**Goal:** Go through the listing and pick out each line with the word "this" in it.

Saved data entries
────────────────────

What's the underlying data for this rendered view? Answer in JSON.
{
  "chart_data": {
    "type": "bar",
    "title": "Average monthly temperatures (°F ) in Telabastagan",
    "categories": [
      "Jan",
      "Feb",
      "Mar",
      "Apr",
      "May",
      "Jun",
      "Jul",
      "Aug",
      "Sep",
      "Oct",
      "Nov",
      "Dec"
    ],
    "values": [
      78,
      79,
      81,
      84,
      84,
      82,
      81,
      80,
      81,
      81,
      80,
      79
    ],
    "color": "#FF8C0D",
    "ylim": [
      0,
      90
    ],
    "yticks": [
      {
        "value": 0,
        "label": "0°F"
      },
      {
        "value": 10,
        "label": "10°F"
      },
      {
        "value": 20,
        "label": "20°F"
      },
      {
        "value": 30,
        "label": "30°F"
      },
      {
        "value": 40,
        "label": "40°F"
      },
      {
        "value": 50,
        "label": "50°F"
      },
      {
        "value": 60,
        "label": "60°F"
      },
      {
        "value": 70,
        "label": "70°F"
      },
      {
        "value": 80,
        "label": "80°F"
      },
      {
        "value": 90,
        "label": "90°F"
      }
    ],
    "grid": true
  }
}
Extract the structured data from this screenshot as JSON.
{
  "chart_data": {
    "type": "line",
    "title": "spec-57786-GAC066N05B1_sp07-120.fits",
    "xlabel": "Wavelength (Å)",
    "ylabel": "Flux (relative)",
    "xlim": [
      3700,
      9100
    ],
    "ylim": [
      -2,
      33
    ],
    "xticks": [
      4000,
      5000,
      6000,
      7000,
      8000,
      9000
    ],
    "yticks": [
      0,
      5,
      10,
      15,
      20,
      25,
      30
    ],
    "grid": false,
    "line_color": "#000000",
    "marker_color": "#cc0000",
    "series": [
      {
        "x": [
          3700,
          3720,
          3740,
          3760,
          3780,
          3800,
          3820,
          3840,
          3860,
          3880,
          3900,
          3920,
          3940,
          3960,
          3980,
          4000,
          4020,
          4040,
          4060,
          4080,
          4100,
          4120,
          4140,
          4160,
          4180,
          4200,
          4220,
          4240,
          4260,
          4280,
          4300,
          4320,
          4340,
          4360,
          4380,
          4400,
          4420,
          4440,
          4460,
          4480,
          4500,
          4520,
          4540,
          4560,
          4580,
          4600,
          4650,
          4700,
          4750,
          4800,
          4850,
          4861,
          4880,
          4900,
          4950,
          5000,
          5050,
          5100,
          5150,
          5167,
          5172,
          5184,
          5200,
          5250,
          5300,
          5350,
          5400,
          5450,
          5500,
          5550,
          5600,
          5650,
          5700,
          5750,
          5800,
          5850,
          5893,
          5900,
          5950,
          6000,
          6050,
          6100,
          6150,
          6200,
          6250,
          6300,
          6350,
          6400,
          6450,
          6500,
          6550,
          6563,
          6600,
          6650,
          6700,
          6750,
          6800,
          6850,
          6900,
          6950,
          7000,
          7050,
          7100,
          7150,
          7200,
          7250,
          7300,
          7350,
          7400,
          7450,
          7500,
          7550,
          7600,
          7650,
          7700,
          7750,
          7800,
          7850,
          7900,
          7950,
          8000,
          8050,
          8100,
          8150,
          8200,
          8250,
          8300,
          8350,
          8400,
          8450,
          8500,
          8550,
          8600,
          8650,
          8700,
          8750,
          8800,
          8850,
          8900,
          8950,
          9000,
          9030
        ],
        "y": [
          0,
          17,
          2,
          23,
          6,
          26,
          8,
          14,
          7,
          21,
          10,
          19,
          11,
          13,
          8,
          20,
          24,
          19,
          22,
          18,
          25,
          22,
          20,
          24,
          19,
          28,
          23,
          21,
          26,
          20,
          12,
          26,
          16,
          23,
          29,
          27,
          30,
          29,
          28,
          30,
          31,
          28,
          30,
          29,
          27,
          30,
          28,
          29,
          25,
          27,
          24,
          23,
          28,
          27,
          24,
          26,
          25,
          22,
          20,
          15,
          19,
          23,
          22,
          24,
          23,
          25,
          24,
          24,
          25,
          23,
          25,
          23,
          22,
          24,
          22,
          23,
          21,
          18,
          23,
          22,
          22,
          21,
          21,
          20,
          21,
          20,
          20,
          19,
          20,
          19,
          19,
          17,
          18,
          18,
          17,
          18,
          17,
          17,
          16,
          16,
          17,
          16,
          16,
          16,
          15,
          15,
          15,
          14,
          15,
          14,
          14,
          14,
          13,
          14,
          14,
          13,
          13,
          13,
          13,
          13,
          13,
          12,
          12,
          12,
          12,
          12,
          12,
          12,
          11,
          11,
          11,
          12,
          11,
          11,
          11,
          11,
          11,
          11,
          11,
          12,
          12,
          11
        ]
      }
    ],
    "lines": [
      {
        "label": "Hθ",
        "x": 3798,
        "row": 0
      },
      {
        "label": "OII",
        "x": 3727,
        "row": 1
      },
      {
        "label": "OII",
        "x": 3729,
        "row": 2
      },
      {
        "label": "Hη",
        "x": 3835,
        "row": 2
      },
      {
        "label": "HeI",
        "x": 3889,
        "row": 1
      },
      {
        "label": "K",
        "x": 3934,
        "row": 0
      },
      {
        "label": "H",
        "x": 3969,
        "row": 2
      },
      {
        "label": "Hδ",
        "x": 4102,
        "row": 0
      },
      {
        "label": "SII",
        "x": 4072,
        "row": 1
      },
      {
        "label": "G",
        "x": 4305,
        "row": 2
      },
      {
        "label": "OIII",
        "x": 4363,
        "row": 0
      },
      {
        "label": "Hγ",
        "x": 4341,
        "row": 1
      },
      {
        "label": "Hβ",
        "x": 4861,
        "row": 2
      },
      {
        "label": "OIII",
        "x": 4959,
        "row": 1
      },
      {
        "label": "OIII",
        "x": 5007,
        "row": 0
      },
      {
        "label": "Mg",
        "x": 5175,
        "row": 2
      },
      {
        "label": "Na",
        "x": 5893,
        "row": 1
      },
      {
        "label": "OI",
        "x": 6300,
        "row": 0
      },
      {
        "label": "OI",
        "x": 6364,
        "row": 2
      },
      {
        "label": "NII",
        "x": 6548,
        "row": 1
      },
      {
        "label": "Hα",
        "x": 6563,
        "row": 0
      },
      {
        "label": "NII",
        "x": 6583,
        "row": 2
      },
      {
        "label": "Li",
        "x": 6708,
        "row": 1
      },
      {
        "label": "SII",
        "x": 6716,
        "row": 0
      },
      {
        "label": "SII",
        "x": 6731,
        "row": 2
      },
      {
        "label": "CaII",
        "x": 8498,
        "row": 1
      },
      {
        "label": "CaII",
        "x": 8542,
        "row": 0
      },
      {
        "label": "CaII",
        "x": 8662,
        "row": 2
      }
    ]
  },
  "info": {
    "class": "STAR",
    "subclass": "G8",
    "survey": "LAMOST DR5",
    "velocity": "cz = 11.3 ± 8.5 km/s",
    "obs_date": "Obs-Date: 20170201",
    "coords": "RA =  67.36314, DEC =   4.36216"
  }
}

────────────────────

**Exercise output:**
What's the underlying data for this rendered view? Answer in JSON.
Extract the structured data from this screenshot as JSON.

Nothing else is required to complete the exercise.